## begin

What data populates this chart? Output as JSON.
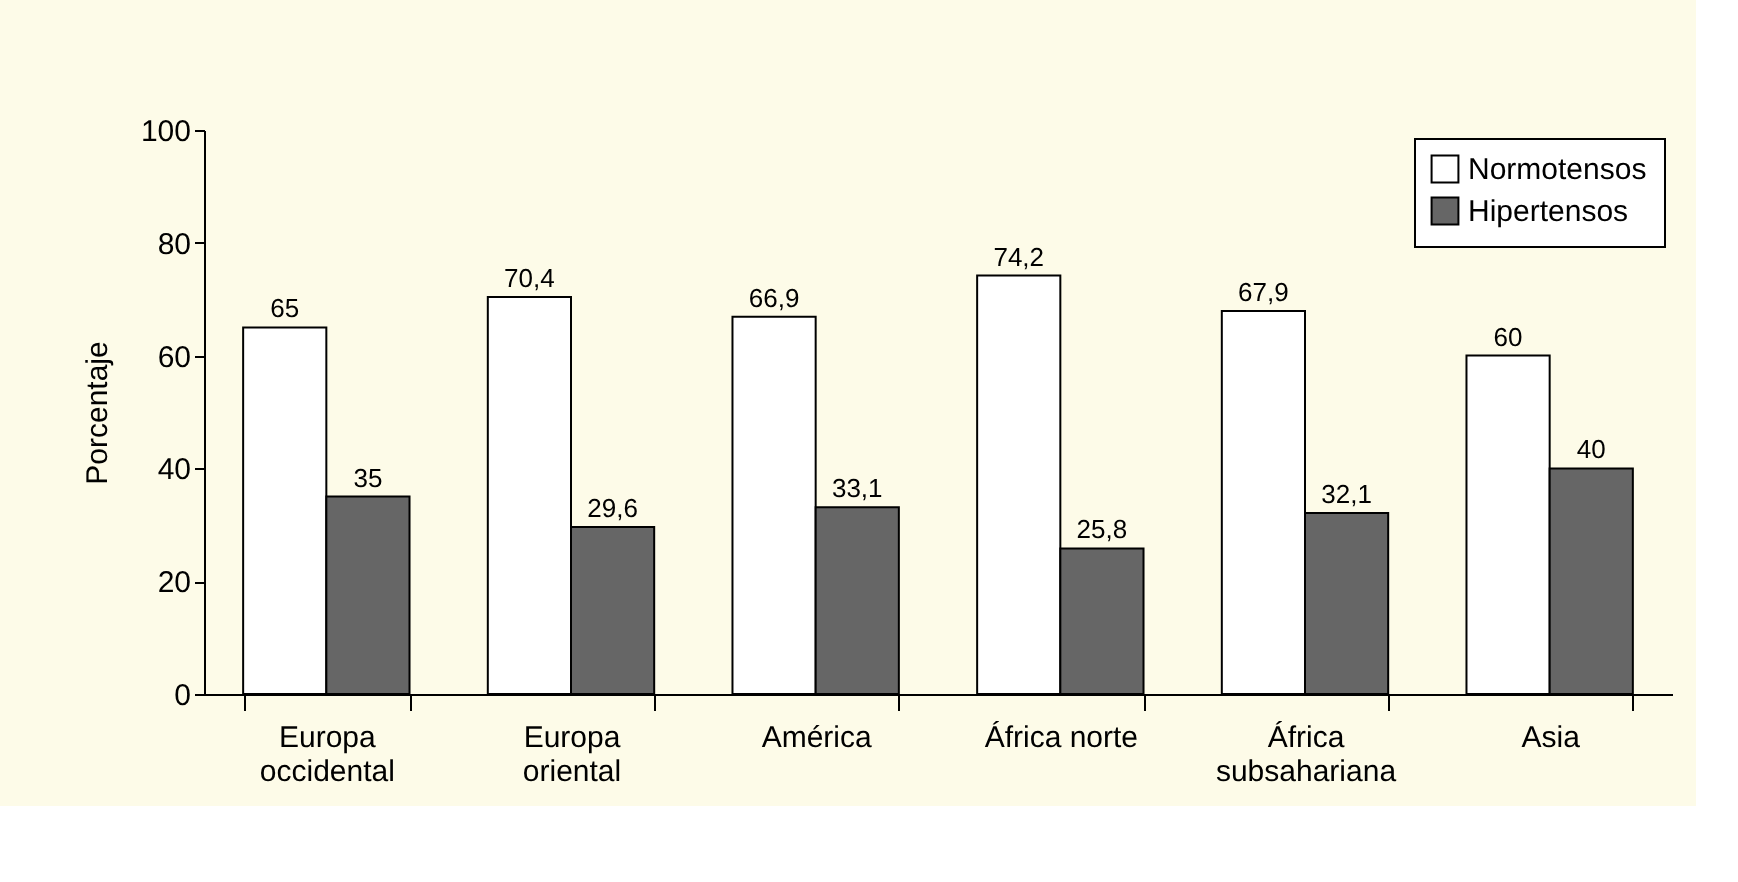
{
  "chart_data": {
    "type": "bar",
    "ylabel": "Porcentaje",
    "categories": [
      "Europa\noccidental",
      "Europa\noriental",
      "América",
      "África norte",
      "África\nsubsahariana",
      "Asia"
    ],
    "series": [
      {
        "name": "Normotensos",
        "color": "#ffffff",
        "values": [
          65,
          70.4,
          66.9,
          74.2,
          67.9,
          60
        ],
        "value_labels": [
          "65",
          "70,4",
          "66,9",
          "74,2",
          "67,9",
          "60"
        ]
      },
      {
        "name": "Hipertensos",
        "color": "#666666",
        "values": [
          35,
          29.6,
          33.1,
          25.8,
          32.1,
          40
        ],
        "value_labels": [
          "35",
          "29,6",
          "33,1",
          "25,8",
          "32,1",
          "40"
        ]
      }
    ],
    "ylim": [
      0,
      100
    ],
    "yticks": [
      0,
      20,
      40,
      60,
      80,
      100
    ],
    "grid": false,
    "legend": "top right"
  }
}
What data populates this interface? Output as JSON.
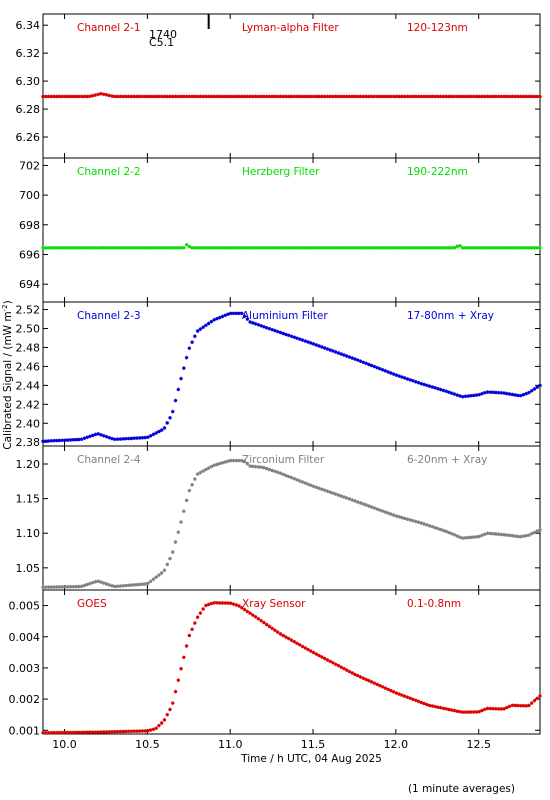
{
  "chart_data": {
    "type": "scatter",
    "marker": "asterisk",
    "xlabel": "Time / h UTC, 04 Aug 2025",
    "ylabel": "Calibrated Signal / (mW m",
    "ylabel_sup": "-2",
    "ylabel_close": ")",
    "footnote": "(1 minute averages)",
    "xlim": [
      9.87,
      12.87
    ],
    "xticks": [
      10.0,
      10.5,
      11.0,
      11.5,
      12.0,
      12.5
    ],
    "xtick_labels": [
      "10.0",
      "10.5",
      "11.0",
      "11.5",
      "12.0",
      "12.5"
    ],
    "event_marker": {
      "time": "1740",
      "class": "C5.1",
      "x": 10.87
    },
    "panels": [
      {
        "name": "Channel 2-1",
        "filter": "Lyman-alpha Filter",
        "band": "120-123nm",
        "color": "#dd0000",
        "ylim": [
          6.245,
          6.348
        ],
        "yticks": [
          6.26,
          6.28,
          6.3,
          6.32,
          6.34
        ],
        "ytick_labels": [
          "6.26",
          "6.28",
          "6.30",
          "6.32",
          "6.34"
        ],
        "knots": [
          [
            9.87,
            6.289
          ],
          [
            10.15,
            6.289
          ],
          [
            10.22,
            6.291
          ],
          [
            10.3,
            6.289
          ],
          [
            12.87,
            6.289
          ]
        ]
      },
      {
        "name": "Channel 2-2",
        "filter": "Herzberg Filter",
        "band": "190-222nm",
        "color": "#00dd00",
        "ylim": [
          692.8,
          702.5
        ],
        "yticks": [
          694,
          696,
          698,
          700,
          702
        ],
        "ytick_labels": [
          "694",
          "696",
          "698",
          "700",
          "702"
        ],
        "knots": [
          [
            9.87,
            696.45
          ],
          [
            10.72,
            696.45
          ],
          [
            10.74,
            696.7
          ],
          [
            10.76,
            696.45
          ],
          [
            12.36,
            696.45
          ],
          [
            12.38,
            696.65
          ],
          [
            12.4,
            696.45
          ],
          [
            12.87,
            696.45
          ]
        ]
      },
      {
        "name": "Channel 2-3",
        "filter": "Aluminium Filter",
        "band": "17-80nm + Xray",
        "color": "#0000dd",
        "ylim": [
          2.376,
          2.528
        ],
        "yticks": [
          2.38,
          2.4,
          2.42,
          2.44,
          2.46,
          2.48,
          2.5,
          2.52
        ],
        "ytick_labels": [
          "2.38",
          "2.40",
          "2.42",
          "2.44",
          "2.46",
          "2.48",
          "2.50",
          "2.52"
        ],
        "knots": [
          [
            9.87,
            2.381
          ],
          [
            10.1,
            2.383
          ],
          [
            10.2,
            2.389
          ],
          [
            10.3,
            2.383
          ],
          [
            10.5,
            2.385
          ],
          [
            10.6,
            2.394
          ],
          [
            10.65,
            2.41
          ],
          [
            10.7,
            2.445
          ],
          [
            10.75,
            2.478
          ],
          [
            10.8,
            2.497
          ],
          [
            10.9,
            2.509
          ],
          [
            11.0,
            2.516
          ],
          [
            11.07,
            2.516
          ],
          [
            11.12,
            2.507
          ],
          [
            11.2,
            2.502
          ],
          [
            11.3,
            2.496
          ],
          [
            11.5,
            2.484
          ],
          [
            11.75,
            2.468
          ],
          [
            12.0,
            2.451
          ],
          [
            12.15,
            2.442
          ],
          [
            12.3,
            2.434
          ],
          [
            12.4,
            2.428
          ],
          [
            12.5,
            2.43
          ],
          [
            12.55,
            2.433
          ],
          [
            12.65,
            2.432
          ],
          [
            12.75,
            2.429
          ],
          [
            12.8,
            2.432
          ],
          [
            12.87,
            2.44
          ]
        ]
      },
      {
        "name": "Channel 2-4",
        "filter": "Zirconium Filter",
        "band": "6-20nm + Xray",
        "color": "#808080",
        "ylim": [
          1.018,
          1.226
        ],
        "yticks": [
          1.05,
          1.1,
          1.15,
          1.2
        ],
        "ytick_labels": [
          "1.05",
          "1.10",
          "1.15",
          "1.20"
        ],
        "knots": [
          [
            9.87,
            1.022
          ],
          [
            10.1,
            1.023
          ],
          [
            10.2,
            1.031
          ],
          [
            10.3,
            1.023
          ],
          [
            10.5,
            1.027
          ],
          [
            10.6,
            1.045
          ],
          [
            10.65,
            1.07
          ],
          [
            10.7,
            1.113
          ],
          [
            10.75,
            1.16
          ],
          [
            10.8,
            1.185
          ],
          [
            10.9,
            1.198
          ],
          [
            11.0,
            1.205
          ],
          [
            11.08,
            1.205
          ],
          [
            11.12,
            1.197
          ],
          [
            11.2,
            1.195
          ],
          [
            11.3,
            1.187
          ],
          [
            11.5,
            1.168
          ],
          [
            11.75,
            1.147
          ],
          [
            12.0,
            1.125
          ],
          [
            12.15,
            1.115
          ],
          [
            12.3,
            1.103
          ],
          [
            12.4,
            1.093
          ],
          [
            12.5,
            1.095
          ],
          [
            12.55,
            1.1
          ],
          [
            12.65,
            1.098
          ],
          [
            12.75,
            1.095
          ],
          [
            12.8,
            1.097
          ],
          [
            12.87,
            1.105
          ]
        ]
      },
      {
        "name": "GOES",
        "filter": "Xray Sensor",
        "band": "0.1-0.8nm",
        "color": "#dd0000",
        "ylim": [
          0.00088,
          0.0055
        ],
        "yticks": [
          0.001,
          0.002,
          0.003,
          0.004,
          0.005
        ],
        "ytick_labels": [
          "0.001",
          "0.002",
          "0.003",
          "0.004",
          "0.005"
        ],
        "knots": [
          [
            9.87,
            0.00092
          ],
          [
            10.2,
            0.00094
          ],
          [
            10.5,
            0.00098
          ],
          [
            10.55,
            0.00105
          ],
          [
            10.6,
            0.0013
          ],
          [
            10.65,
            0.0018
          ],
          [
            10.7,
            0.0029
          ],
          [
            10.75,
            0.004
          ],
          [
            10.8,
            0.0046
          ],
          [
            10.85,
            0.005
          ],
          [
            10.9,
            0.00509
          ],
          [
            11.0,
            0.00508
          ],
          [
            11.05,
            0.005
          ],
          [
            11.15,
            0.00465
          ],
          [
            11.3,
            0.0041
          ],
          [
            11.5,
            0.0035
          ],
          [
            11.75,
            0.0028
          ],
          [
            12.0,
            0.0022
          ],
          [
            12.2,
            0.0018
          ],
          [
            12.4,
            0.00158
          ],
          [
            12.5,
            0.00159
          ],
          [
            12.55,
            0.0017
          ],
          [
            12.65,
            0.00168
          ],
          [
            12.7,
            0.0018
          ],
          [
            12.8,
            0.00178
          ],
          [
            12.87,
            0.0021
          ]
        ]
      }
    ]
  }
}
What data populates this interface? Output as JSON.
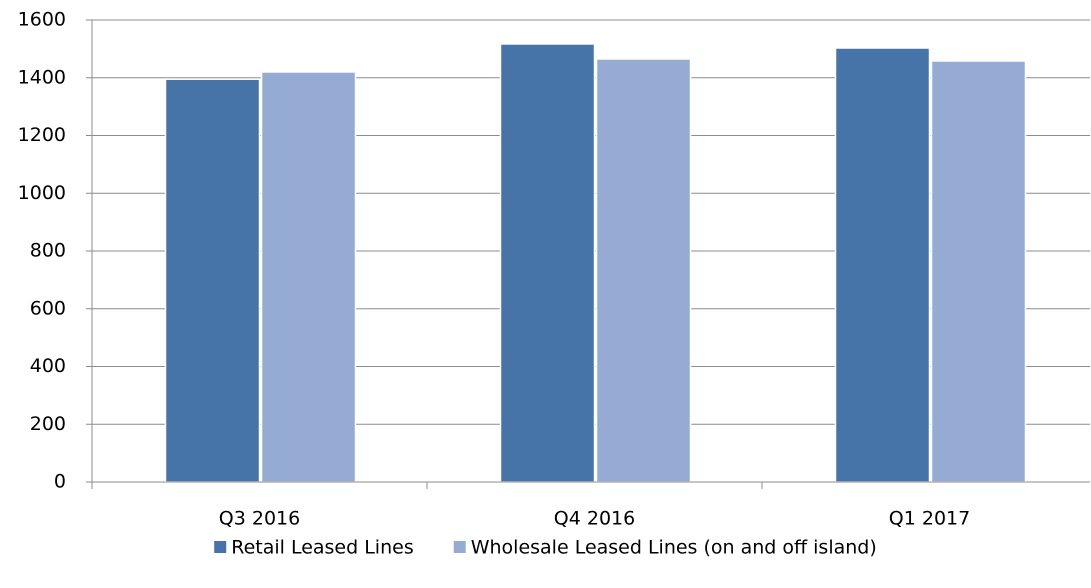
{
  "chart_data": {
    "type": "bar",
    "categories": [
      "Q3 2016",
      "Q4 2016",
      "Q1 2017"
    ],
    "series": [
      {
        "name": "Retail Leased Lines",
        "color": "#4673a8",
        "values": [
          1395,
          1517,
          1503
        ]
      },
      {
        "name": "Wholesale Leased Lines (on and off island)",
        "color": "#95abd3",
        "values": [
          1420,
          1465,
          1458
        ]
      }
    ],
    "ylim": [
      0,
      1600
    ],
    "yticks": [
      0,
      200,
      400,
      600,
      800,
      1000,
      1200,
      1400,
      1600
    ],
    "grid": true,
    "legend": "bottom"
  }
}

## end

Each line holding the word "África" counts once; report the total and nothing else.

### Reply to the task
2